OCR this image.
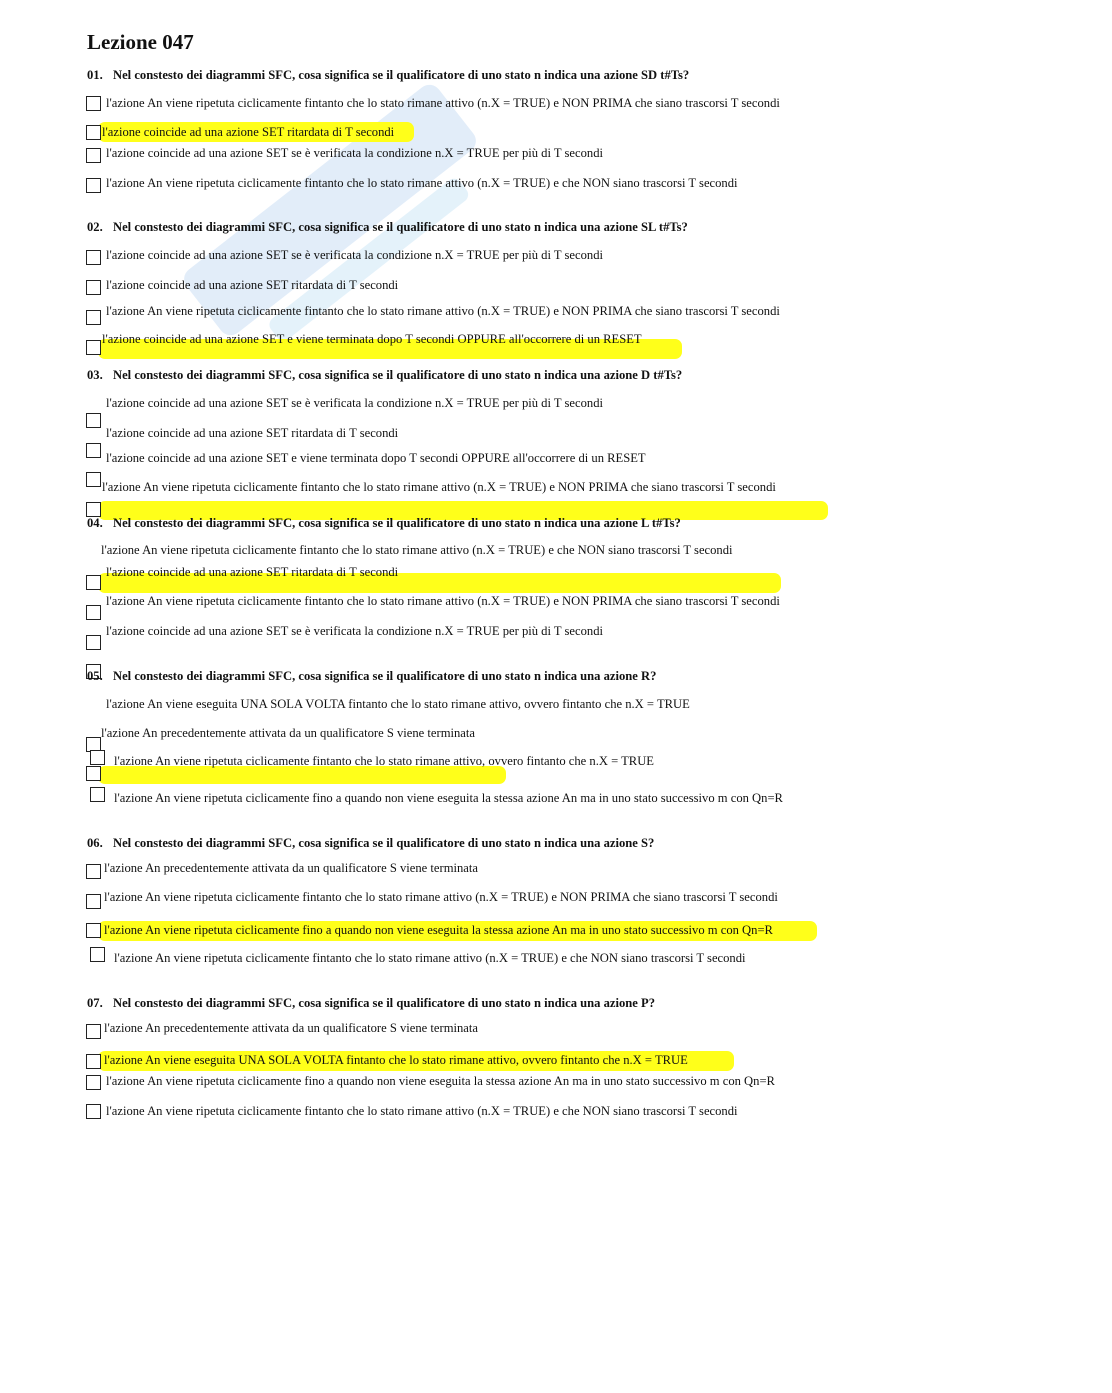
Lezione 047
01. Nel constesto dei diagrammi SFC, cosa significa se il qualificatore di uno stato n indica una azione SD t#Ts?
l'azione An viene ripetuta ciclicamente fintanto che lo stato rimane attivo (n.X = TRUE) e NON PRIMA che siano trascorsi T secondi
l'azione coincide ad una azione SET ritardata di T secondi
l'azione coincide ad una azione SET se è verificata la condizione n.X = TRUE per più di T secondi
l'azione An viene ripetuta ciclicamente fintanto che lo stato rimane attivo (n.X = TRUE) e che NON siano trascorsi T secondi
02. Nel constesto dei diagrammi SFC, cosa significa se il qualificatore di uno stato n indica una azione SL t#Ts?
l'azione coincide ad una azione SET se è verificata la condizione n.X = TRUE per più di T secondi
l'azione coincide ad una azione SET ritardata di T secondi
l'azione An viene ripetuta ciclicamente fintanto che lo stato rimane attivo (n.X = TRUE) e NON PRIMA che siano trascorsi T secondi
l'azione coincide ad una azione SET e viene terminata dopo T secondi OPPURE all'occorrere di un RESET
03. Nel constesto dei diagrammi SFC, cosa significa se il qualificatore di uno stato n indica una azione D t#Ts?
l'azione coincide ad una azione SET se è verificata la condizione n.X = TRUE per più di T secondi
l'azione coincide ad una azione SET ritardata di T secondi
l'azione coincide ad una azione SET e viene terminata dopo T secondi OPPURE all'occorrere di un RESET
l'azione An viene ripetuta ciclicamente fintanto che lo stato rimane attivo (n.X = TRUE) e NON PRIMA che siano trascorsi T secondi
04. Nel constesto dei diagrammi SFC, cosa significa se il qualificatore di uno stato n indica una azione L t#Ts?
l'azione An viene ripetuta ciclicamente fintanto che lo stato rimane attivo (n.X = TRUE) e che NON siano trascorsi T secondi
l'azione coincide ad una azione SET ritardata di T secondi
l'azione An viene ripetuta ciclicamente fintanto che lo stato rimane attivo (n.X = TRUE) e NON PRIMA che siano trascorsi T secondi
l'azione coincide ad una azione SET se è verificata la condizione n.X = TRUE per più di T secondi
05. Nel constesto dei diagrammi SFC, cosa significa se il qualificatore di uno stato n indica una azione R?
l'azione An viene eseguita UNA SOLA VOLTA fintanto che lo stato rimane attivo, ovvero fintanto che n.X = TRUE
l'azione An precedentemente attivata da un qualificatore S viene terminata
l'azione An viene ripetuta ciclicamente fintanto che lo stato rimane attivo, ovvero fintanto che n.X = TRUE
l'azione An viene ripetuta ciclicamente fino a quando non viene eseguita la stessa azione An ma in uno stato successivo m con Qn=R
06. Nel constesto dei diagrammi SFC, cosa significa se il qualificatore di uno stato n indica una azione S?
l'azione An precedentemente attivata da un qualificatore S viene terminata
l'azione An viene ripetuta ciclicamente fintanto che lo stato rimane attivo (n.X = TRUE) e NON PRIMA che siano trascorsi T secondi
l'azione An viene ripetuta ciclicamente fino a quando non viene eseguita la stessa azione An ma in uno stato successivo m con Qn=R
l'azione An viene ripetuta ciclicamente fintanto che lo stato rimane attivo (n.X = TRUE) e che NON siano trascorsi T secondi
07. Nel constesto dei diagrammi SFC, cosa significa se il qualificatore di uno stato n indica una azione P?
l'azione An precedentemente attivata da un qualificatore S viene terminata
l'azione An viene eseguita UNA SOLA VOLTA fintanto che lo stato rimane attivo, ovvero fintanto che n.X = TRUE
l'azione An viene ripetuta ciclicamente fino a quando non viene eseguita la stessa azione An ma in uno stato successivo m con Qn=R
l'azione An viene ripetuta ciclicamente fintanto che lo stato rimane attivo (n.X = TRUE) e che NON siano trascorsi T secondi
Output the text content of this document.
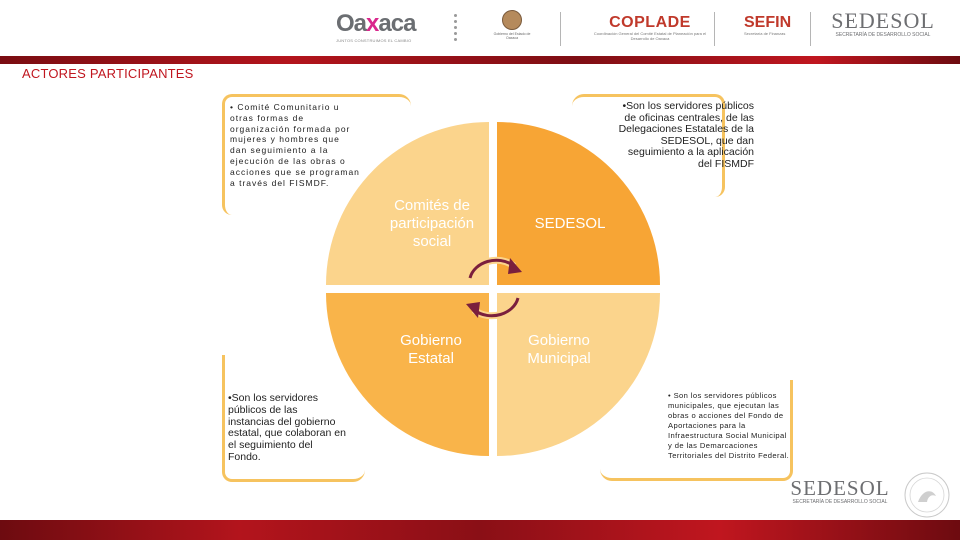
Oaxaca
JUNTOS CONSTRUIMOS EL CAMBIO
Gobierno del Estado de Oaxaca
COPLADE
Coordinación General del Comité Estatal de Planeación para el Desarrollo de Oaxaca
SEFIN
Secretaría de Finanzas
SEDESOL
SECRETARÍA DE DESARROLLO SOCIAL
ACTORES PARTICIPANTES
Comités de participación social
SEDESOL
Gobierno Estatal
Gobierno Municipal
• Comité Comunitario u otras formas de organización formada por mujeres y hombres que dan seguimiento a la ejecución de las obras o acciones que se programan a través del FISMDF.
•Son los servidores públicos de oficinas centrales, de las Delegaciones Estatales de la SEDESOL, que dan seguimiento a la aplicación del FISMDF
•Son los servidores públicos de las instancias del gobierno estatal, que colaboran en el seguimiento del Fondo.
• Son los servidores públicos municipales, que ejecutan las obras o acciones del Fondo de Aportaciones para la Infraestructura Social Municipal y de las Demarcaciones Territoriales del Distrito Federal.
SEDESOL
SECRETARÍA DE DESARROLLO SOCIAL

◆ Short problem ◆
Give a single number: the count of lines above that include the word "servidores".

◆ Expected output ◆
3